▶ [What is asked]:
Copy everything in the listing below word for word, apart from any images.

(Collected data entries)
_ _ _ _ _
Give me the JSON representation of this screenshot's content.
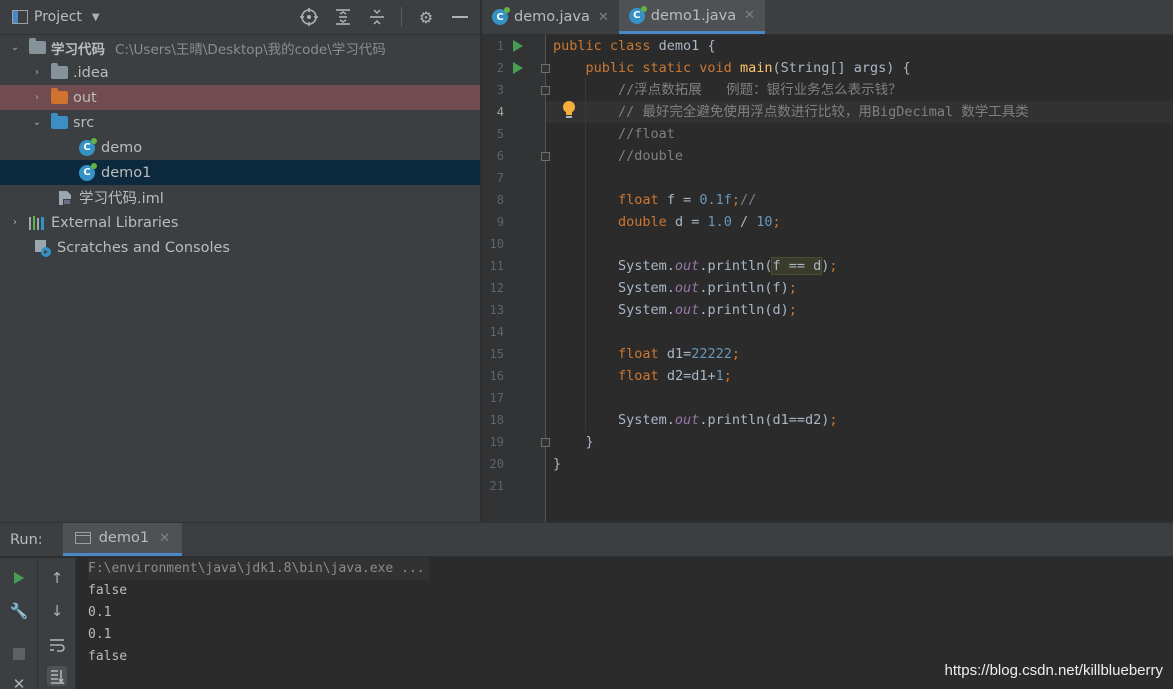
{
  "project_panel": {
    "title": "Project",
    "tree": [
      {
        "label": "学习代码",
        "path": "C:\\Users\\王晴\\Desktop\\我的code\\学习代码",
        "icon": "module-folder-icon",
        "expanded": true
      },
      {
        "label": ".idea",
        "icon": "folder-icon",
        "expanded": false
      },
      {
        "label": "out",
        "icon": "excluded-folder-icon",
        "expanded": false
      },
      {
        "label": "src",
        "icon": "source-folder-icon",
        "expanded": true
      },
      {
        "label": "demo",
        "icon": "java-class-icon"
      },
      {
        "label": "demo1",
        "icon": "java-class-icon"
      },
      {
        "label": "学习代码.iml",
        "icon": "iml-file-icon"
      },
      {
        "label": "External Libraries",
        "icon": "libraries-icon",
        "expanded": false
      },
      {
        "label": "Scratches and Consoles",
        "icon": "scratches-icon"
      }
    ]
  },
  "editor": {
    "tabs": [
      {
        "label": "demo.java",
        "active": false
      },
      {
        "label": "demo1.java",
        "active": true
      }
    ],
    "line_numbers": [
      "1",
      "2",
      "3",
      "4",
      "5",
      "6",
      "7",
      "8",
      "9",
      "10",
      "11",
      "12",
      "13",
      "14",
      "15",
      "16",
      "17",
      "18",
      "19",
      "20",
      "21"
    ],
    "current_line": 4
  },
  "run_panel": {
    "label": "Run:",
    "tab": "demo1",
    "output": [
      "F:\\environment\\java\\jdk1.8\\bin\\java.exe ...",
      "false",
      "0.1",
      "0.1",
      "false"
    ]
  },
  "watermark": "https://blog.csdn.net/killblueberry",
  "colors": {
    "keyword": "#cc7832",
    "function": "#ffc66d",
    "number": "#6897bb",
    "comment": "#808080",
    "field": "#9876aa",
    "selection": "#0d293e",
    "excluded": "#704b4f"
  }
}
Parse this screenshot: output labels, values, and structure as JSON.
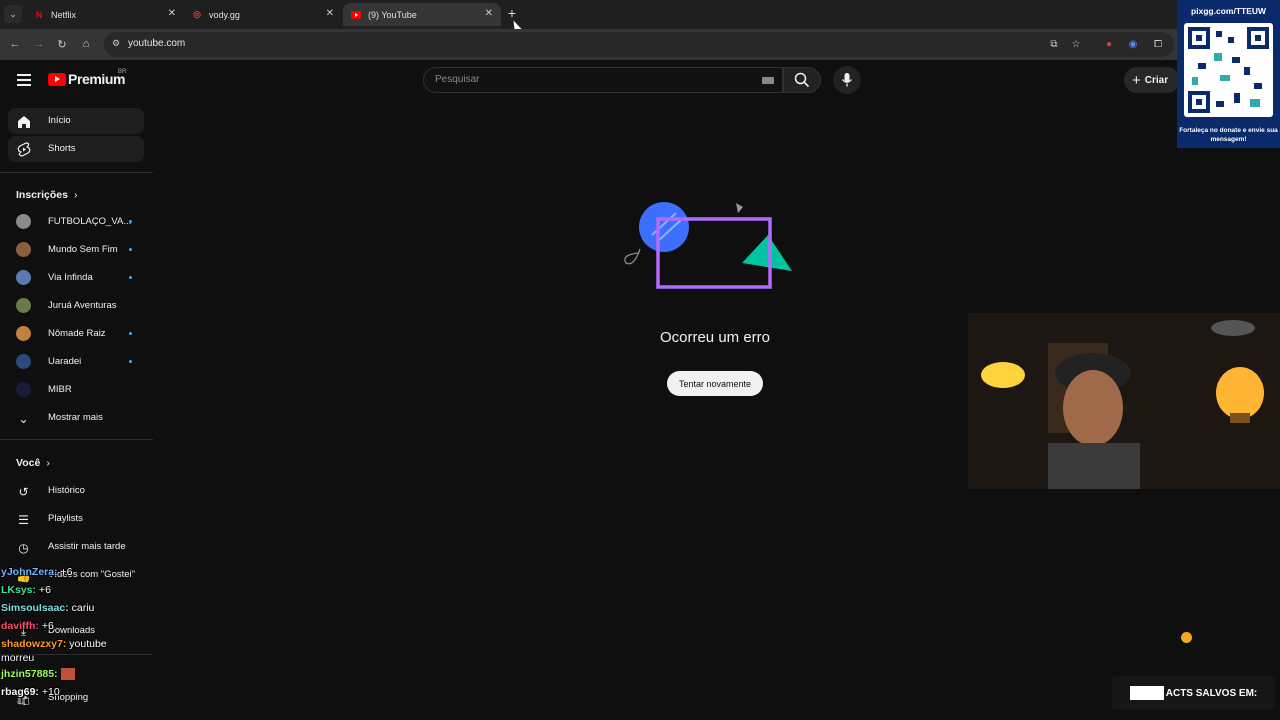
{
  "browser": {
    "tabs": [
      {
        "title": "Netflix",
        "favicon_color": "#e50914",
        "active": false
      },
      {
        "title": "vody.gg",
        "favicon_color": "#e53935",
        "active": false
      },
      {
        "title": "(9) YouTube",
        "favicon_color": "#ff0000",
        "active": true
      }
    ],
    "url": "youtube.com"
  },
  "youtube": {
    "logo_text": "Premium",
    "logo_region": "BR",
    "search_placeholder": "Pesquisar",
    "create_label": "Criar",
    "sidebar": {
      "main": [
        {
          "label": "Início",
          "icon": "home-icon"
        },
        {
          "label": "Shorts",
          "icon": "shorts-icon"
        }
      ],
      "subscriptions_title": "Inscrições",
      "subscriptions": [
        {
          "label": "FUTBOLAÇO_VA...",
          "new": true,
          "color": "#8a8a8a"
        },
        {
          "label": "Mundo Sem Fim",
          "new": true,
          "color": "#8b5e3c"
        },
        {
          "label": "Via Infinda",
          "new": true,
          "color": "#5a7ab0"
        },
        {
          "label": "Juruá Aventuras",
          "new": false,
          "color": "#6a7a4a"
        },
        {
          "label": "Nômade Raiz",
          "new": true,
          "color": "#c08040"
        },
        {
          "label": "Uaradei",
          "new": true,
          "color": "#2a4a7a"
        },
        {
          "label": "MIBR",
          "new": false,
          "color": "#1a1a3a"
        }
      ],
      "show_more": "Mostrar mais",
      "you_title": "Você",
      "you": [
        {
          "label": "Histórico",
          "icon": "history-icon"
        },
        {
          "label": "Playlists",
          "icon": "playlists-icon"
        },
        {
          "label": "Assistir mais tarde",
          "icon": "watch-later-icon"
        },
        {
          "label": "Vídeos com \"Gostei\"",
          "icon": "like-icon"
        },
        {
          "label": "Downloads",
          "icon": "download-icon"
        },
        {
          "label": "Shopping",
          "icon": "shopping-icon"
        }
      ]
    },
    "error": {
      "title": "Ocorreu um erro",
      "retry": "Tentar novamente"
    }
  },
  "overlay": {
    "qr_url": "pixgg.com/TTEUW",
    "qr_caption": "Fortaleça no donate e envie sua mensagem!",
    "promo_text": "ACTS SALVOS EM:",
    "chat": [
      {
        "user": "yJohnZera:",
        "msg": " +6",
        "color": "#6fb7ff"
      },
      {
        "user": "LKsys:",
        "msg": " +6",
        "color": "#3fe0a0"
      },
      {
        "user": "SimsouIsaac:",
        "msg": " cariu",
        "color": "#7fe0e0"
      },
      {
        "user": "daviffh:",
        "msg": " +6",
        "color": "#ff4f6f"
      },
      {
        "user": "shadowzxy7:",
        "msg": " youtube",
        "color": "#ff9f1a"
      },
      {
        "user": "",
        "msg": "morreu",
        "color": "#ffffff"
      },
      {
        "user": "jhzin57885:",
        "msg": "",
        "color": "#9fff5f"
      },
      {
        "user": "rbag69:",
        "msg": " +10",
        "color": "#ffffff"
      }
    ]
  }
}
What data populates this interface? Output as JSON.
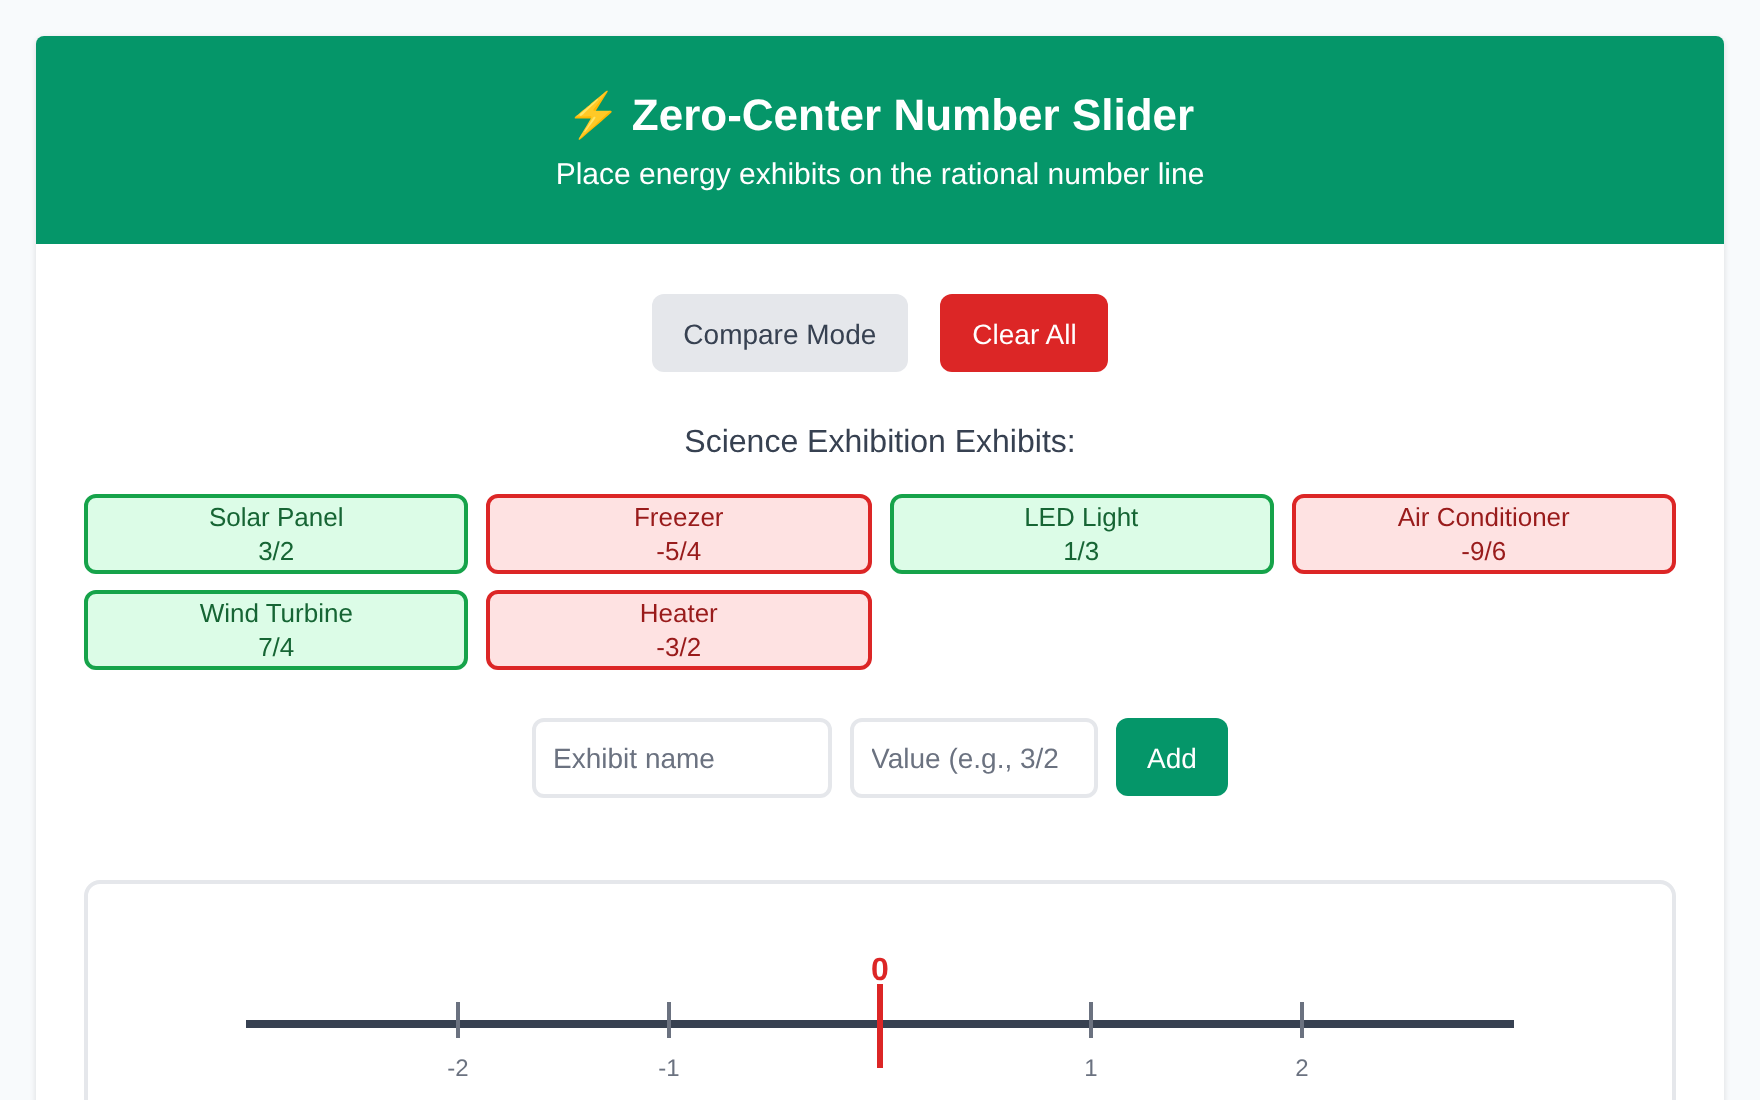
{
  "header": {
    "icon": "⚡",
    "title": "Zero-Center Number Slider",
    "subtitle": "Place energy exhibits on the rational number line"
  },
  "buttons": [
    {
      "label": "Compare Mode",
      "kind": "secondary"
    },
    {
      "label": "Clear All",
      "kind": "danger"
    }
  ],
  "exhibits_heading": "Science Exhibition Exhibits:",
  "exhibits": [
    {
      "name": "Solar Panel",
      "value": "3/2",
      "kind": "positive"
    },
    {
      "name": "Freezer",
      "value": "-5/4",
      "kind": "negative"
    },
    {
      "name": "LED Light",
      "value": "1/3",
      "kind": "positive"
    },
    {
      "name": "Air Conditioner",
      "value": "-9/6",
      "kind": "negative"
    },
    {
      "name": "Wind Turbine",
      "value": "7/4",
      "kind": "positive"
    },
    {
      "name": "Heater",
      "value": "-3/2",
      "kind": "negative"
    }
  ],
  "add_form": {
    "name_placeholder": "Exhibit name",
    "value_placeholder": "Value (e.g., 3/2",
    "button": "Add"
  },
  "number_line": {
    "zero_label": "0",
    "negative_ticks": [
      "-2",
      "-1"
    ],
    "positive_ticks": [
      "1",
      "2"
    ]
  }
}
_ _ _ _ _
▶ [Task output]:
Give me the JSON representation of this screenshot's content.
{
  "project_panel": {
    "title": "Project",
    "tree": [
      {
        "label": "学习代码",
        "path": "C:\\Users\\王晴\\Desktop\\我的code\\学习代码",
        "icon": "module-folder-icon",
        "expanded": true
      },
      {
        "label": ".idea",
        "icon": "folder-icon",
        "expanded": false
      },
      {
        "label": "out",
        "icon": "excluded-folder-icon",
        "expanded": false
      },
      {
        "label": "src",
        "icon": "source-folder-icon",
        "expanded": true
      },
      {
        "label": "demo",
        "icon": "java-class-icon"
      },
      {
        "label": "demo1",
        "icon": "java-class-icon"
      },
      {
        "label": "学习代码.iml",
        "icon": "iml-file-icon"
      },
      {
        "label": "External Libraries",
        "icon": "libraries-icon",
        "expanded": false
      },
      {
        "label": "Scratches and Consoles",
        "icon": "scratches-icon"
      }
    ]
  },
  "editor": {
    "tabs": [
      {
        "label": "demo.java",
        "active": false
      },
      {
        "label": "demo1.java",
        "active": true
      }
    ],
    "line_numbers": [
      "1",
      "2",
      "3",
      "4",
      "5",
      "6",
      "7",
      "8",
      "9",
      "10",
      "11",
      "12",
      "13",
      "14",
      "15",
      "16",
      "17",
      "18",
      "19",
      "20",
      "21"
    ],
    "current_line": 4
  },
  "run_panel": {
    "label": "Run:",
    "tab": "demo1",
    "output": [
      "F:\\environment\\java\\jdk1.8\\bin\\java.exe ...",
      "false",
      "0.1",
      "0.1",
      "false"
    ]
  },
  "watermark": "https://blog.csdn.net/killblueberry",
  "colors": {
    "keyword": "#cc7832",
    "function": "#ffc66d",
    "number": "#6897bb",
    "comment": "#808080",
    "field": "#9876aa",
    "selection": "#0d293e",
    "excluded": "#704b4f"
  }
}
Parse this screenshot: output labels, values, and structure as JSON.
{
  "browser": {
    "tabs": [
      {
        "title": "Netflix",
        "favicon_color": "#e50914",
        "active": false
      },
      {
        "title": "vody.gg",
        "favicon_color": "#e53935",
        "active": false
      },
      {
        "title": "(9) YouTube",
        "favicon_color": "#ff0000",
        "active": true
      }
    ],
    "url": "youtube.com"
  },
  "youtube": {
    "logo_text": "Premium",
    "logo_region": "BR",
    "search_placeholder": "Pesquisar",
    "create_label": "Criar",
    "sidebar": {
      "main": [
        {
          "label": "Início",
          "icon": "home-icon"
        },
        {
          "label": "Shorts",
          "icon": "shorts-icon"
        }
      ],
      "subscriptions_title": "Inscrições",
      "subscriptions": [
        {
          "label": "FUTBOLAÇO_VA...",
          "new": true,
          "color": "#8a8a8a"
        },
        {
          "label": "Mundo Sem Fim",
          "new": true,
          "color": "#8b5e3c"
        },
        {
          "label": "Via Infinda",
          "new": true,
          "color": "#5a7ab0"
        },
        {
          "label": "Juruá Aventuras",
          "new": false,
          "color": "#6a7a4a"
        },
        {
          "label": "Nômade Raiz",
          "new": true,
          "color": "#c08040"
        },
        {
          "label": "Uaradei",
          "new": true,
          "color": "#2a4a7a"
        },
        {
          "label": "MIBR",
          "new": false,
          "color": "#1a1a3a"
        }
      ],
      "show_more": "Mostrar mais",
      "you_title": "Você",
      "you": [
        {
          "label": "Histórico",
          "icon": "history-icon"
        },
        {
          "label": "Playlists",
          "icon": "playlists-icon"
        },
        {
          "label": "Assistir mais tarde",
          "icon": "watch-later-icon"
        },
        {
          "label": "Vídeos com \"Gostei\"",
          "icon": "like-icon"
        },
        {
          "label": "Downloads",
          "icon": "download-icon"
        },
        {
          "label": "Shopping",
          "icon": "shopping-icon"
        }
      ]
    },
    "error": {
      "title": "Ocorreu um erro",
      "retry": "Tentar novamente"
    }
  },
  "overlay": {
    "qr_url": "pixgg.com/TTEUW",
    "qr_caption": "Fortaleça no donate e envie sua mensagem!",
    "promo_text": "ACTS SALVOS EM:",
    "chat": [
      {
        "user": "yJohnZera:",
        "msg": " +6",
        "color": "#6fb7ff"
      },
      {
        "user": "LKsys:",
        "msg": " +6",
        "color": "#3fe0a0"
      },
      {
        "user": "SimsouIsaac:",
        "msg": " cariu",
        "color": "#7fe0e0"
      },
      {
        "user": "daviffh:",
        "msg": " +6",
        "color": "#ff4f6f"
      },
      {
        "user": "shadowzxy7:",
        "msg": " youtube",
        "color": "#ff9f1a"
      },
      {
        "user": "",
        "msg": "morreu",
        "color": "#ffffff"
      },
      {
        "user": "jhzin57885:",
        "msg": "",
        "color": "#9fff5f"
      },
      {
        "user": "rbag69:",
        "msg": " +10",
        "color": "#ffffff"
      }
    ]
  }
}
What data populates this interface? Output as JSON.
{
  "header": {
    "icon": "⚡",
    "title": "Zero-Center Number Slider",
    "subtitle": "Place energy exhibits on the rational number line"
  },
  "buttons": [
    {
      "label": "Compare Mode",
      "kind": "secondary"
    },
    {
      "label": "Clear All",
      "kind": "danger"
    }
  ],
  "exhibits_heading": "Science Exhibition Exhibits:",
  "exhibits": [
    {
      "name": "Solar Panel",
      "value": "3/2",
      "kind": "positive"
    },
    {
      "name": "Freezer",
      "value": "-5/4",
      "kind": "negative"
    },
    {
      "name": "LED Light",
      "value": "1/3",
      "kind": "positive"
    },
    {
      "name": "Air Conditioner",
      "value": "-9/6",
      "kind": "negative"
    },
    {
      "name": "Wind Turbine",
      "value": "7/4",
      "kind": "positive"
    },
    {
      "name": "Heater",
      "value": "-3/2",
      "kind": "negative"
    }
  ],
  "add_form": {
    "name_placeholder": "Exhibit name",
    "value_placeholder": "Value (e.g., 3/2",
    "button": "Add"
  },
  "number_line": {
    "zero_label": "0",
    "negative_ticks": [
      "-2",
      "-1"
    ],
    "positive_ticks": [
      "1",
      "2"
    ]
  }
}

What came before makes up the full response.